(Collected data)

— Begin —

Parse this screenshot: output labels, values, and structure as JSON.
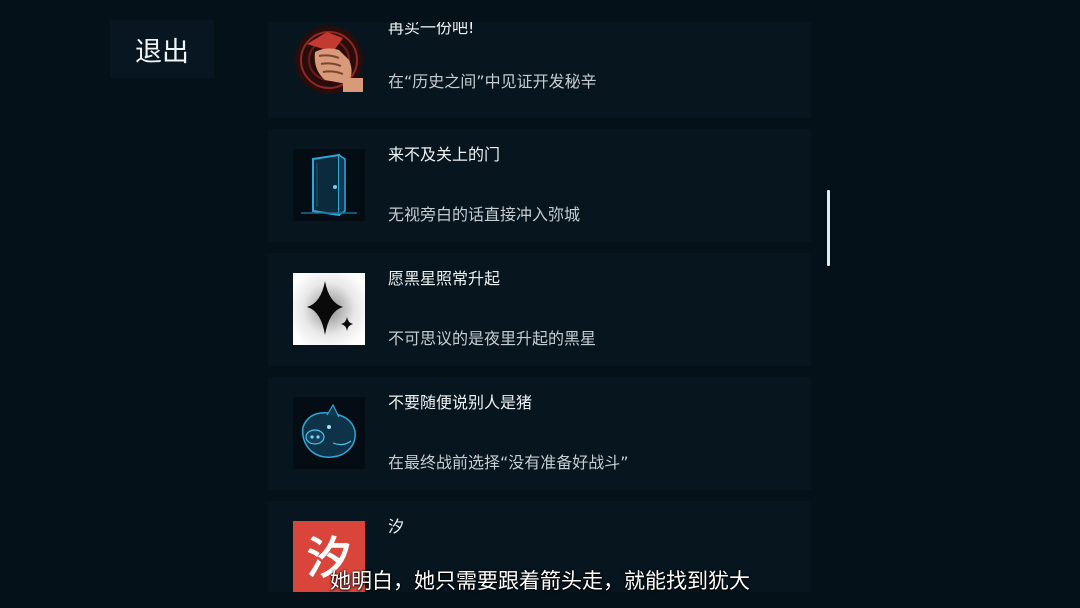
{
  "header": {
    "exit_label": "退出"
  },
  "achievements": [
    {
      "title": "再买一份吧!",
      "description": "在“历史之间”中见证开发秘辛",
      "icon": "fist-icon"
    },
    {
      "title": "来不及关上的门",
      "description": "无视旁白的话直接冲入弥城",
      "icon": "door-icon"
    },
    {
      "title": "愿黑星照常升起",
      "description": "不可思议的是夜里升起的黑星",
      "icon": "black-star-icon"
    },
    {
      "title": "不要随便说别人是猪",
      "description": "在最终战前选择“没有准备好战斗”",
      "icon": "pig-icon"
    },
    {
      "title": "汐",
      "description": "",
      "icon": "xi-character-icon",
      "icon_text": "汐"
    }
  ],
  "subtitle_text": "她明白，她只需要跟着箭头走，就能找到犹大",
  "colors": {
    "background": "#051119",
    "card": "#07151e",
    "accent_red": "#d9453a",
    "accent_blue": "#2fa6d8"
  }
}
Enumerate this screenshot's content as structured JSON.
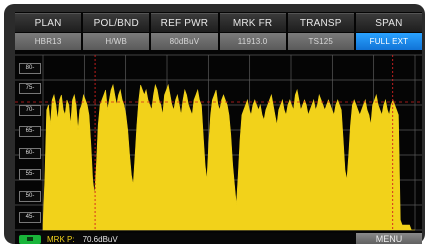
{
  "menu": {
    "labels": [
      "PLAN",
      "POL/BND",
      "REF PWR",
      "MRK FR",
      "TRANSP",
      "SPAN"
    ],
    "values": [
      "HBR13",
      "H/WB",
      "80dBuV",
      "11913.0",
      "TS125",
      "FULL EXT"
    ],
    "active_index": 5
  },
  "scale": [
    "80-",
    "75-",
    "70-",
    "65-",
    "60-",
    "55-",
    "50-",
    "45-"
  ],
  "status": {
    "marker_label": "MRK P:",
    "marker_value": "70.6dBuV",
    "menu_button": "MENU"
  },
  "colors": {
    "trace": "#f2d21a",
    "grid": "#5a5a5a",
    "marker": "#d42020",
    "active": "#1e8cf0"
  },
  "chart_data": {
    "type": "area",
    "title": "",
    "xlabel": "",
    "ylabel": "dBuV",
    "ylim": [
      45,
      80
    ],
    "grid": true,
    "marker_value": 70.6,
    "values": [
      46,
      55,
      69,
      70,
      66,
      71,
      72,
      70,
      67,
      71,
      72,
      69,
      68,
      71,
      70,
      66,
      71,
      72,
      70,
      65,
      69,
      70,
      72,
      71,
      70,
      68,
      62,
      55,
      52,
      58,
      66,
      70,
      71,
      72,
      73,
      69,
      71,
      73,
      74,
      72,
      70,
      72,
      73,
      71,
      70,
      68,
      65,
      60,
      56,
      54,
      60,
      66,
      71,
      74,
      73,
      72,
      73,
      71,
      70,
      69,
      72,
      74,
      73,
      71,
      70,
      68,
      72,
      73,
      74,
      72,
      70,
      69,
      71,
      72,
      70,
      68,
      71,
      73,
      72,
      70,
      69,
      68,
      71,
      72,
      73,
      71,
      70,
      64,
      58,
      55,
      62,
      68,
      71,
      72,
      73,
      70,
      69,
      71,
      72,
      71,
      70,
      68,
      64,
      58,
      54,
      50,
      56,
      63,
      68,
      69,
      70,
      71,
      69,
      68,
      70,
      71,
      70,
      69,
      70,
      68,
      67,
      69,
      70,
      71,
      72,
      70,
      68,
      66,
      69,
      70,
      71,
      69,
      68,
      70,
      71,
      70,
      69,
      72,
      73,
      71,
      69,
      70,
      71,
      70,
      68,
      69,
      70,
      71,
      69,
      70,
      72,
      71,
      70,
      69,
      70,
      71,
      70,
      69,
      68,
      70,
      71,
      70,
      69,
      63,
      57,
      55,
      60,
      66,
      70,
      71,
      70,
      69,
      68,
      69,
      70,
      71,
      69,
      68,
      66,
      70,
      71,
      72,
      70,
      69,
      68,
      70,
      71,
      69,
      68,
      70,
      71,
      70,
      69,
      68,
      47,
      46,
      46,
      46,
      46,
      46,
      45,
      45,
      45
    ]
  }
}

— End —

» WHAT YOU ARE ASKED TO DO
Locate all lines in the listing above with the word "screenshot" and copy them.

» WRITTEN ANSWER
Parse this screenshot: output labels, values, and structure as JSON.
Enumerate this screenshot's content as structured JSON.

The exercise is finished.